Task: Would you retype all of these records exactly?

Data in this exercise:
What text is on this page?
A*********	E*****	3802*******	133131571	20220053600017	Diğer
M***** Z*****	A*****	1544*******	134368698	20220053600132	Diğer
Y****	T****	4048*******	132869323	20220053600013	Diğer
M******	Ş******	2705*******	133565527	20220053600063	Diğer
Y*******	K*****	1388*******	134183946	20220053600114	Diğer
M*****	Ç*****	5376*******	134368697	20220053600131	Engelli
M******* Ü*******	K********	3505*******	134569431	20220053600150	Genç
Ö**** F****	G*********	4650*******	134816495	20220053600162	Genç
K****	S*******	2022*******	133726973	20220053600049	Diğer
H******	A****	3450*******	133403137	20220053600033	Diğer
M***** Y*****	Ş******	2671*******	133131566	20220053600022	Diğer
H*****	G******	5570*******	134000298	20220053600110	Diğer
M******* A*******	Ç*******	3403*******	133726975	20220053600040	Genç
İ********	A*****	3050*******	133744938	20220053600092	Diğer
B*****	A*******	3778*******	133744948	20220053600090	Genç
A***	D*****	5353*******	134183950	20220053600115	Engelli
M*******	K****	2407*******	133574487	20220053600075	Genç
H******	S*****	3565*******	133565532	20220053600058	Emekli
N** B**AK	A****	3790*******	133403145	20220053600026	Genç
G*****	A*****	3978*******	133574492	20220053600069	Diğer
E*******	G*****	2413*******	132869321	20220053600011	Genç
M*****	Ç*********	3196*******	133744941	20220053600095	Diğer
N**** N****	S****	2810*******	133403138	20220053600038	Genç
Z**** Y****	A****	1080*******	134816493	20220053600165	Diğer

Worked solution:
What text is on this page?
A*********	E*****	3802*******	133131571	20220053600017	Diğer
M***** Z*****	A*****	1544*******	134368698	20220053600132	Diğer
Y****	T****	4048*******	132869323	20220053600013	Diğer
M******	Ş******	2705*******	133565527	20220053600063	Diğer
Y*******	K*****	1388*******	134183946	20220053600114	Diğer
M*****	Ç*****	5376*******	134368697	20220053600131	Engelli
M******* Ü*******	K********	3505*******	134569431	20220053600150	Genç
Ö**** F****	G*********	4650*******	134816495	20220053600162	Genç
K****	S*******	2022*******	133726973	20220053600049	Diğer
H******	A****	3450*******	133403137	20220053600033	Diğer
M***** Y*****	Ş******	2671*******	133131566	20220053600022	Diğer
H*****	G******	5570*******	134000298	20220053600110	Diğer
M******* A*******	Ç*******	3403*******	133726975	20220053600040	Genç
İ********	A*****	3050*******	133744938	20220053600092	Diğer
B*****	A*******	3778*******	133744948	20220053600090	Genç
A***	D*****	5353*******	134183950	20220053600115	Engelli
M*******	K****	2407*******	133574487	20220053600075	Genç
H******	S*****	3565*******	133565532	20220053600058	Emekli
N** B**AK	A****	3790*******	133403145	20220053600026	Genç
G*****	A*****	3978*******	133574492	20220053600069	Diğer
E*******	G*****	2413*******	132869321	20220053600011	Genç
M*****	Ç*********	3196*******	133744941	20220053600095	Diğer
N**** N****	S****	2810*******	133403138	20220053600038	Genç
Z**** Y****	A****	1080*******	134816493	20220053600165	Diğer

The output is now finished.